_Texto mostrado:_
^^^^^^^^^^^^^^^^
En una jornada tensa y llena de incertidumbre, Estados Unidos ha lanzado ataques aéreos sobre la isla de Jark, un punto clave en la exportación del crudo iraní. Todo esto sucede justo cuando el presidente Donald Trump ha dado un ultimátum a Irán para que acepte un acuerdo que ponga fin a las hostilidades y permita reabrir el estrecho de Ormuz.
El vicepresidente estadounidense, JD Vance, quien se encontraba en Budapest apoyando al primer ministro húngaro, Viktor Orbán, no ha podido evitar referirse a esta escalada militar. En sus declaraciones, dejó claro que estos ataques no suponen un cambio radical en la estrategia estadounidense. Sin embargo, reveló haber mantenido conversaciones con altos mandos militares como el secretario de Defensa y el jefe del Estado Mayor.
Un ataque calculado con consecuencias inciertas
“Íbamos a atacar algunos objetivos militares en la isla de Jark. Creo que lo hemos hecho”, comentó Vance con una mezcla de determinación y frialdad. Aunque los ataques se han llevado a cabo, él mismo desmintió que esto altere los planes respecto a Irán, que tiene menos de 12 horas para responder al ultimátum lanzado desde Washington.
No es la primera vez que Jark está bajo fuego; ya había sido atacada por fuerzas estadounidenses hace unas semanas. En aquella ocasión, el Ejército golpeó numerosos objetivos militares, asegurando al mismo tiempo proteger la infraestructura petrolera local. Las cosas están muy tensas y las palabras del presidente iraní llamando a su población a formar “cadenas humanas” alrededor de instalaciones energéticas son prueba del clima desesperado que se vive.
Mientras tanto, Trump continúa haciendo ruido y amenaza incluso con encarcelar al periodista que destapó la desaparición de un militar estadounidense en Irán. La situación es compleja y cada movimiento cuenta: ¿qué pasará si no hay acuerdo?
^^^^^^^^^^^^^^^^
_Objetivo del ejercicio:_ Según la noticia sobre los ataques a la isla de Jark, ¿en qué ciudad se encontraba el vicepresidente JD Vance y a quién estaba apoyando allí?

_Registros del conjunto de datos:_
^^^^^^^^^^^^^^^^
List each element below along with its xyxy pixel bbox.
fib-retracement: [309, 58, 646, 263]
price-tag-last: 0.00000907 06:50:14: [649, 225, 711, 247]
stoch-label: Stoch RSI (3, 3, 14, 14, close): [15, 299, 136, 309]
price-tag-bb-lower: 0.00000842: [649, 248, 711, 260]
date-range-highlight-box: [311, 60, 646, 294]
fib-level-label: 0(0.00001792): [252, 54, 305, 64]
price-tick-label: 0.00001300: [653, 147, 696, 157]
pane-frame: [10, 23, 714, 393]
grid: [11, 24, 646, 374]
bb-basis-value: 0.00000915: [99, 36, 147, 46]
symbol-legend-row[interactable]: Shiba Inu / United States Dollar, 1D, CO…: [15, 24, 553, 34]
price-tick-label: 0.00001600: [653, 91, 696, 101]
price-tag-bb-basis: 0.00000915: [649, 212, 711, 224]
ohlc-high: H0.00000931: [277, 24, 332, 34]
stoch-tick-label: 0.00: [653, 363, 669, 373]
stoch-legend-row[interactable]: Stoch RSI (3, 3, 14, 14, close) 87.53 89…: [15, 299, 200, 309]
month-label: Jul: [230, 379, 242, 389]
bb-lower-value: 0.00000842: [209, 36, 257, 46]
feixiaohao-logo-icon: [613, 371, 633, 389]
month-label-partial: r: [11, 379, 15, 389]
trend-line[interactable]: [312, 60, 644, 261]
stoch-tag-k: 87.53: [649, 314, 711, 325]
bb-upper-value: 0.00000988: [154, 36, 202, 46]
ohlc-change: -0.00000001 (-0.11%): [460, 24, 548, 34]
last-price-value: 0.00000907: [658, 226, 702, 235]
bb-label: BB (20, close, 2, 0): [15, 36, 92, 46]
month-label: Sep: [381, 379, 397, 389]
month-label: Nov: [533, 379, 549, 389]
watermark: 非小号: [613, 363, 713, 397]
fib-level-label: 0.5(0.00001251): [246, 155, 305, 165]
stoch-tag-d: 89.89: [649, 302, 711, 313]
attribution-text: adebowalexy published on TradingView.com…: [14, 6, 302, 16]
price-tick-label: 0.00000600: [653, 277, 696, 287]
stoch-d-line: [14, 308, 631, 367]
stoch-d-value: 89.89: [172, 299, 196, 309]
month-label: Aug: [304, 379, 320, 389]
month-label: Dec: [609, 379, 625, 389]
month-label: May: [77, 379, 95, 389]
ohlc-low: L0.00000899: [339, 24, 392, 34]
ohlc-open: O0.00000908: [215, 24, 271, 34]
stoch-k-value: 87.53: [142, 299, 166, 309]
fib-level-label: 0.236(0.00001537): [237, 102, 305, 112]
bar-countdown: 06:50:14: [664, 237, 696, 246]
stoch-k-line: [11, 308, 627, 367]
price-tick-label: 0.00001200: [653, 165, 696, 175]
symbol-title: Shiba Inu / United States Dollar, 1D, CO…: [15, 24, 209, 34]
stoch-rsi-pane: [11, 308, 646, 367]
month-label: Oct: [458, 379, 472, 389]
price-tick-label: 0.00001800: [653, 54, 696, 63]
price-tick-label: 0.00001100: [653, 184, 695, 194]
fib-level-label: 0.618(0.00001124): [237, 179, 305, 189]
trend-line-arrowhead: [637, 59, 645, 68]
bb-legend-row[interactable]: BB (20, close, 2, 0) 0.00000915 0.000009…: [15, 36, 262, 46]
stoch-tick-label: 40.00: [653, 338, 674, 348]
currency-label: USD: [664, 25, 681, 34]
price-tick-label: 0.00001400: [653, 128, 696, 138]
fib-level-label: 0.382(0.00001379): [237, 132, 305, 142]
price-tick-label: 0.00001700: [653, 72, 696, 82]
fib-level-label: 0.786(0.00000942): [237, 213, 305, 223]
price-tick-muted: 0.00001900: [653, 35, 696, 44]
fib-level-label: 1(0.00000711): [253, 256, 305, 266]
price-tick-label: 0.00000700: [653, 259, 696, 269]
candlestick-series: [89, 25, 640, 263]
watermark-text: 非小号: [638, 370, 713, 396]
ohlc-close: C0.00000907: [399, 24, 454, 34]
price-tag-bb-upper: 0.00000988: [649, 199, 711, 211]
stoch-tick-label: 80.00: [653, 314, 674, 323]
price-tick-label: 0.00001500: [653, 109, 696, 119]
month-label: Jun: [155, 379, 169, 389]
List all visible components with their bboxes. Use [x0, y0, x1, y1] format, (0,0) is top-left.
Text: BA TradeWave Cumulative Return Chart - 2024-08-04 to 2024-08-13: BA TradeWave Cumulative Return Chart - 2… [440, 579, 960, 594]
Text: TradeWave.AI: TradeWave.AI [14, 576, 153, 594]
^^^^^^^^^^^^^^^^
_Respuesta:_ Estaba en Budapest, apoyando al primer ministro húngaro, Viktor Orbán.